Copy out the listing that follows, exactly, without its pictures.
--- BEGIN ---
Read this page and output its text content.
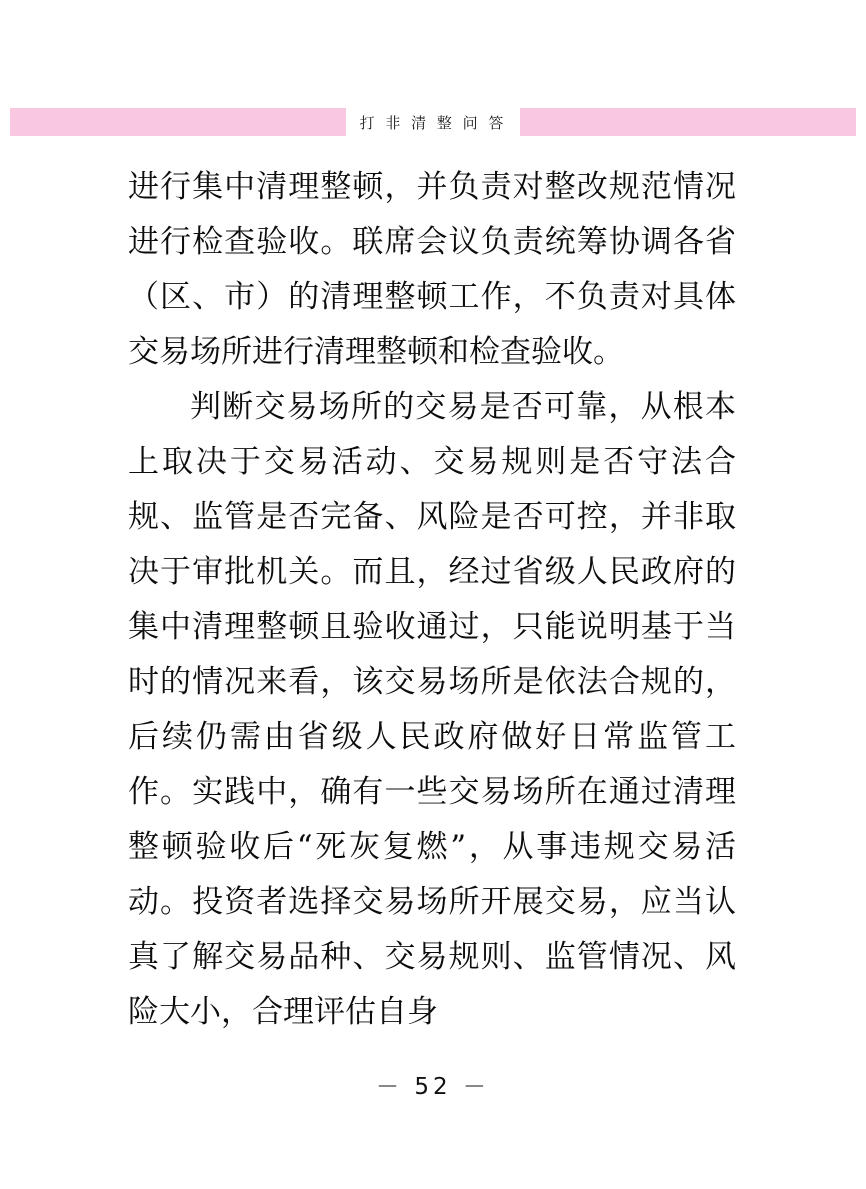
打 非 清 整 问 答

进行集中清理整顿，并负责对整改规范情况进行检查验收。联席会议负责统筹协调各省（区、市）的清理整顿工作，不负责对具体交易场所进行清理整顿和检查验收。

判断交易场所的交易是否可靠，从根本上取决于交易活动、交易规则是否守法合规、监管是否完备、风险是否可控，并非取决于审批机关。而且，经过省级人民政府的集中清理整顿且验收通过，只能说明基于当时的情况来看，该交易场所是依法合规的，后续仍需由省级人民政府做好日常监管工作。实践中，确有一些交易场所在通过清理整顿验收后“死灰复燃”，从事违规交易活动。投资者选择交易场所开展交易，应当认真了解交易品种、交易规则、监管情况、风险大小，合理评估自身

－ 52 －
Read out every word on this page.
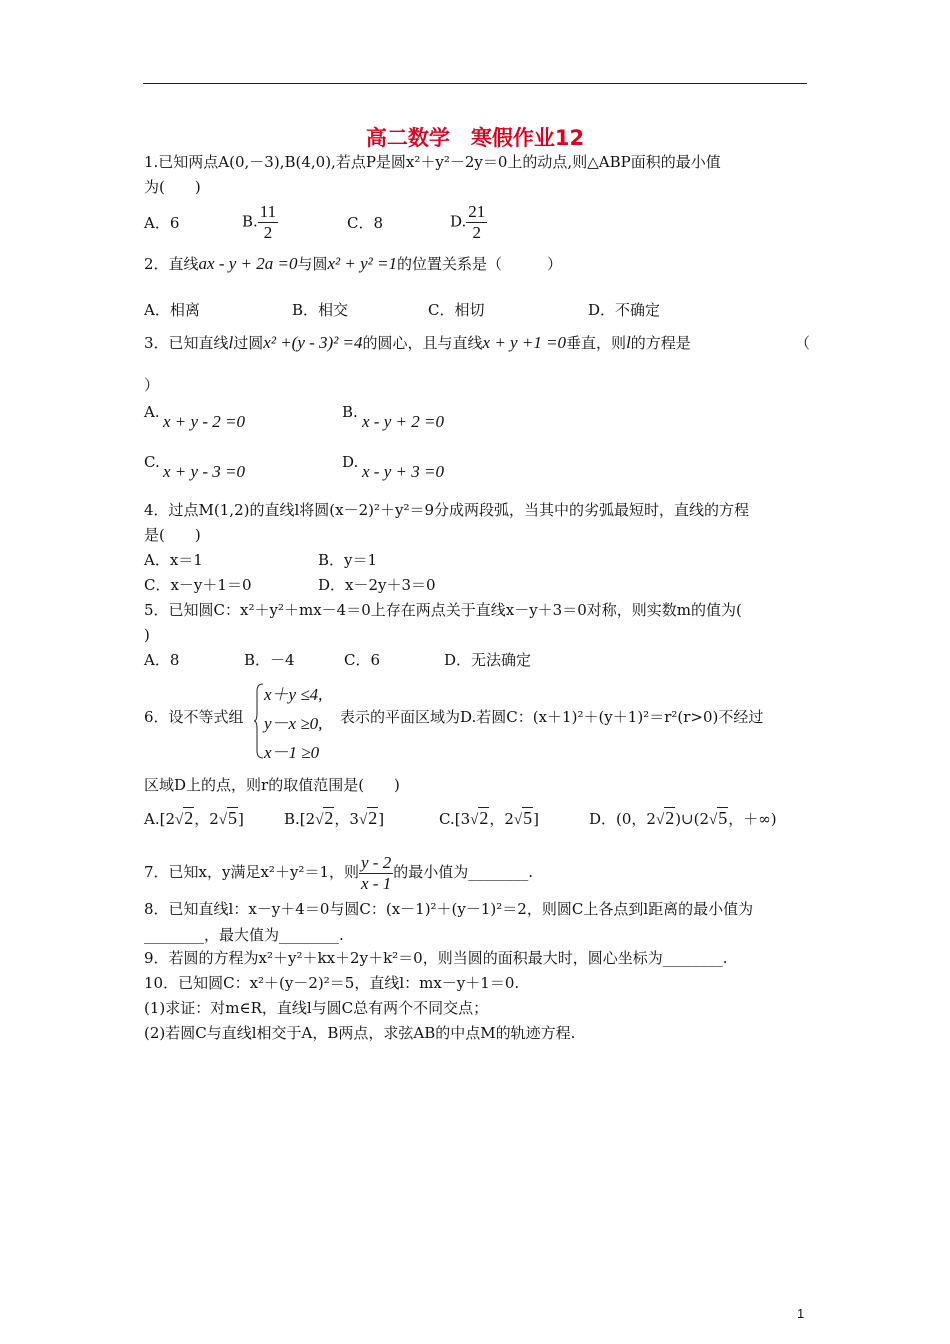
高二数学　寒假作业12
1.已知两点A(0,－3),B(4,0),若点P是圆x²＋y²－2y＝0上的动点,则△ABP面积的最小值
为(　　)
A．6	B. $\frac{11}{2}$	C．8	D. $\frac{21}{2}$
2．直线ax - y + 2a =0与圆x² + y² =1的位置关系是（　　　）
A．相离	B．相交	C．相切	D．不确定
3．已知直线l过圆x² +(y - 3)² =4的圆心，且与直线x + y +1 =0垂直，则l的方程是	（
）
A. x + y - 2 =0	B. x - y + 2 =0
C. x + y - 3 =0	D. x - y + 3 =0
4．过点M(1,2)的直线l将圆(x－2)²＋y²＝9分成两段弧，当其中的劣弧最短时，直线的方程
是(　　)
A．x＝1	B．y＝1
C．x－y＋1＝0	D．x－2y＋3＝0
5．已知圆C：x²＋y²＋mx－4＝0上存在两点关于直线x－y＋3＝0对称，则实数m的值为(
)
A．8	B．－4	C．6	D．无法确定
6．设不等式组
x＋y ≤4,
y－x ≥0,
x－1 ≥0
表示的平面区域为D.若圆C：(x＋1)²＋(y＋1)²＝r²(r>0)不经过
区域D上的点，则r的取值范围是(　　)
A.[2√2，2√5]	B.[2√2，3√2]	C.[3√2，2√5]	D．(0，2√2)∪(2√5，＋∞)
7．已知x，y满足x²＋y²＝1，则 $\frac{y - 2}{x - 1}$ 的最小值为________.
8．已知直线l：x－y＋4＝0与圆C：(x－1)²＋(y－1)²＝2，则圆C上各点到l距离的最小值为
________，最大值为________.
9．若圆的方程为x²＋y²＋kx＋2y＋k²＝0，则当圆的面积最大时，圆心坐标为________.
10．已知圆C：x²＋(y－2)²＝5，直线l：mx－y＋1＝0.
(1)求证：对m∈R，直线l与圆C总有两个不同交点；
(2)若圆C与直线l相交于A，B两点，求弦AB的中点M的轨迹方程.
1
--- END ---
> [Expected answer]
Read this page and output its text content.
打 非 清 整 问 答

进行集中清理整顿，并负责对整改规范情况进行检查验收。联席会议负责统筹协调各省（区、市）的清理整顿工作，不负责对具体交易场所进行清理整顿和检查验收。

判断交易场所的交易是否可靠，从根本上取决于交易活动、交易规则是否守法合规、监管是否完备、风险是否可控，并非取决于审批机关。而且，经过省级人民政府的集中清理整顿且验收通过，只能说明基于当时的情况来看，该交易场所是依法合规的，后续仍需由省级人民政府做好日常监管工作。实践中，确有一些交易场所在通过清理整顿验收后“死灰复燃”，从事违规交易活动。投资者选择交易场所开展交易，应当认真了解交易品种、交易规则、监管情况、风险大小，合理评估自身

－ 52 －
Read out every word on this page.
高二数学　寒假作业12
1.已知两点A(0,－3),B(4,0),若点P是圆x²＋y²－2y＝0上的动点,则△ABP面积的最小值
为(　　)
A．6	B. $\frac{11}{2}$	C．8	D. $\frac{21}{2}$
2．直线ax - y + 2a =0与圆x² + y² =1的位置关系是（　　　）
A．相离	B．相交	C．相切	D．不确定
3．已知直线l过圆x² +(y - 3)² =4的圆心，且与直线x + y +1 =0垂直，则l的方程是	（
）
A. x + y - 2 =0	B. x - y + 2 =0
C. x + y - 3 =0	D. x - y + 3 =0
4．过点M(1,2)的直线l将圆(x－2)²＋y²＝9分成两段弧，当其中的劣弧最短时，直线的方程
是(　　)
A．x＝1	B．y＝1
C．x－y＋1＝0	D．x－2y＋3＝0
5．已知圆C：x²＋y²＋mx－4＝0上存在两点关于直线x－y＋3＝0对称，则实数m的值为(
)
A．8	B．－4	C．6	D．无法确定
6．设不等式组
x＋y ≤4,
y－x ≥0,
x－1 ≥0
表示的平面区域为D.若圆C：(x＋1)²＋(y＋1)²＝r²(r>0)不经过
区域D上的点，则r的取值范围是(　　)
A.[2√2，2√5]	B.[2√2，3√2]	C.[3√2，2√5]	D．(0，2√2)∪(2√5，＋∞)
7．已知x，y满足x²＋y²＝1，则 $\frac{y - 2}{x - 1}$ 的最小值为________.
8．已知直线l：x－y＋4＝0与圆C：(x－1)²＋(y－1)²＝2，则圆C上各点到l距离的最小值为
________，最大值为________.
9．若圆的方程为x²＋y²＋kx＋2y＋k²＝0，则当圆的面积最大时，圆心坐标为________.
10．已知圆C：x²＋(y－2)²＝5，直线l：mx－y＋1＝0.
(1)求证：对m∈R，直线l与圆C总有两个不同交点；
(2)若圆C与直线l相交于A，B两点，求弦AB的中点M的轨迹方程.
1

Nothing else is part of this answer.